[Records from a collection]
+===+

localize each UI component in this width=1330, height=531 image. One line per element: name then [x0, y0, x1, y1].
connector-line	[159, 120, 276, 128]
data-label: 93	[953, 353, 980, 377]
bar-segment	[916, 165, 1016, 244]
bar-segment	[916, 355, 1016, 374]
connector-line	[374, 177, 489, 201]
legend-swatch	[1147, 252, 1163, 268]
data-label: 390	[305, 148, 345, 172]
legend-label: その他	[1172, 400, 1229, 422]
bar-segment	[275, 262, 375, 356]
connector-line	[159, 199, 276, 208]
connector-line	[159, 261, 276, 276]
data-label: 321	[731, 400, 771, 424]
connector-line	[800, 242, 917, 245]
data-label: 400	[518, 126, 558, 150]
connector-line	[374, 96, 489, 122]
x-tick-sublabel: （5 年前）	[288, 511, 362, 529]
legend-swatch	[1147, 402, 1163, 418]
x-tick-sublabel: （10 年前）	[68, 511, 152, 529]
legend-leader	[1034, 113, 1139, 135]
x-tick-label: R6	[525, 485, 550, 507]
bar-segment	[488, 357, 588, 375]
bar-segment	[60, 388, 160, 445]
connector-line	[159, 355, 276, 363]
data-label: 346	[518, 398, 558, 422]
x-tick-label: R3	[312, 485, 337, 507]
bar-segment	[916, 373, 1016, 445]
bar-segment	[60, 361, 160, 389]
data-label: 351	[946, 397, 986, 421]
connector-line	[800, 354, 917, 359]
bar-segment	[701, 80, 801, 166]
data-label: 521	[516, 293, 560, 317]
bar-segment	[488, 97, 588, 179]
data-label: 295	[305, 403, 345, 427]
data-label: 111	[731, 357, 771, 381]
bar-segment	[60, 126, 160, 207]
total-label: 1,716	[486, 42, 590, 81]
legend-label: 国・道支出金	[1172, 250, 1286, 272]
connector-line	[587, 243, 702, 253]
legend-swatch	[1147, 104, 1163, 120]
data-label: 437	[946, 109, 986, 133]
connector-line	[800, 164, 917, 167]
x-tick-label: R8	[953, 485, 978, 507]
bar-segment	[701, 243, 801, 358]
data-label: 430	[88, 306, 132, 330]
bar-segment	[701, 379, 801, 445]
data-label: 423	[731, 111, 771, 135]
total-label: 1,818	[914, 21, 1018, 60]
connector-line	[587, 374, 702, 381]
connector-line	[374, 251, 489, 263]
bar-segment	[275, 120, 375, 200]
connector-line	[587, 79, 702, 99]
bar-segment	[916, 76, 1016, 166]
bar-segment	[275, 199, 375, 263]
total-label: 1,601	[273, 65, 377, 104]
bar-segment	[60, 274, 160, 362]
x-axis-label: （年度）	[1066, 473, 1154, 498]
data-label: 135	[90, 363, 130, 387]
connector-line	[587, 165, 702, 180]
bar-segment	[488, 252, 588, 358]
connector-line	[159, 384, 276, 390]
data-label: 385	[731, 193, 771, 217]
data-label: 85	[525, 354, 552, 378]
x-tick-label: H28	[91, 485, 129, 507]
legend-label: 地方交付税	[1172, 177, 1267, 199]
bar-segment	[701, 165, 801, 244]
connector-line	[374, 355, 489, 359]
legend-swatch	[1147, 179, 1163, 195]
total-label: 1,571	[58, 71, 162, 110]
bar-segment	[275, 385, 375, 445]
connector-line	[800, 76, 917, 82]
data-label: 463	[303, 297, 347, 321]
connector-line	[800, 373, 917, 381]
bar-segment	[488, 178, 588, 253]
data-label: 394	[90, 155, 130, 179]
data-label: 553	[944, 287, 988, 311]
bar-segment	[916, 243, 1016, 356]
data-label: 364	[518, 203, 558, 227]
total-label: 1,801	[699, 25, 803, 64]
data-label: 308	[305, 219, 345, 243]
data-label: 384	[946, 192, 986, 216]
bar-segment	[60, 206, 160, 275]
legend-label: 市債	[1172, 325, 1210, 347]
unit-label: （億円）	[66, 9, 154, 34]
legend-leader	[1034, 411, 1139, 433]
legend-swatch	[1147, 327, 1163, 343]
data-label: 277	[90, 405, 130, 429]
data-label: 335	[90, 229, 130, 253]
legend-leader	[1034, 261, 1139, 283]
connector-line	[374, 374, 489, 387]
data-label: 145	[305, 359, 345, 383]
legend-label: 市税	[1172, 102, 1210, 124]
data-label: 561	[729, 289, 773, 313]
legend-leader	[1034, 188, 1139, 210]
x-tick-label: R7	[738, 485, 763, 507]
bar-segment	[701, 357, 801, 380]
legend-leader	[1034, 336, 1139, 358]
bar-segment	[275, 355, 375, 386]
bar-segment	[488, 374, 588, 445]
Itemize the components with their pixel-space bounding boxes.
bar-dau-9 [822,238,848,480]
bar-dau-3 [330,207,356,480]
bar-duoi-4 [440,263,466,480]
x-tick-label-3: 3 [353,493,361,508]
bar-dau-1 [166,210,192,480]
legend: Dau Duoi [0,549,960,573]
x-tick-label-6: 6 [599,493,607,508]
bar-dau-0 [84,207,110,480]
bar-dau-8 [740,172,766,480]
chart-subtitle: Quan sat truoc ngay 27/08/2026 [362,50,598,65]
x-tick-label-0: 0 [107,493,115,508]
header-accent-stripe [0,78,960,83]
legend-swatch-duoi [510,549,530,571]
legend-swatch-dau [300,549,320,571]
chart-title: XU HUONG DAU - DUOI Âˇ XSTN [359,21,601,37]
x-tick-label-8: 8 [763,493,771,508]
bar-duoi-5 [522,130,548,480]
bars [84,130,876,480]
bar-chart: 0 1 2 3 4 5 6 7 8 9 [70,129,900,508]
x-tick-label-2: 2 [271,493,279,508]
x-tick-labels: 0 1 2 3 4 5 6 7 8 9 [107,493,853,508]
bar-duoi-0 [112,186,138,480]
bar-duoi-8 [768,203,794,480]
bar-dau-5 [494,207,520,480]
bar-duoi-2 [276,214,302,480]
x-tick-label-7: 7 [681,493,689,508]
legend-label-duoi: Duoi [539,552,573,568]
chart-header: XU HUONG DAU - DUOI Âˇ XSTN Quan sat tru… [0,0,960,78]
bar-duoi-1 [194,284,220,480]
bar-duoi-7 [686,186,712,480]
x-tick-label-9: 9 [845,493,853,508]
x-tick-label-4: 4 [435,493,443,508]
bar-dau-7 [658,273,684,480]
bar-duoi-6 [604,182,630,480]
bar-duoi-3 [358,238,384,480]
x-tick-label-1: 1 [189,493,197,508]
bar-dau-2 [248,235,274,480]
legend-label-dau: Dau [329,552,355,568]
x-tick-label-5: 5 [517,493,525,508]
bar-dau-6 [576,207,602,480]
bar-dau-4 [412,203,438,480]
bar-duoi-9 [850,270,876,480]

+===+

## EXERCISE DIRECTIONS
List every line of the material above that contains the string "total".

## EXERCISE RESULT
total-label: 1,716	[486, 42, 590, 81]
total-label: 1,818	[914, 21, 1018, 60]
total-label: 1,601	[273, 65, 377, 104]
total-label: 1,571	[58, 71, 162, 110]
total-label: 1,801	[699, 25, 803, 64]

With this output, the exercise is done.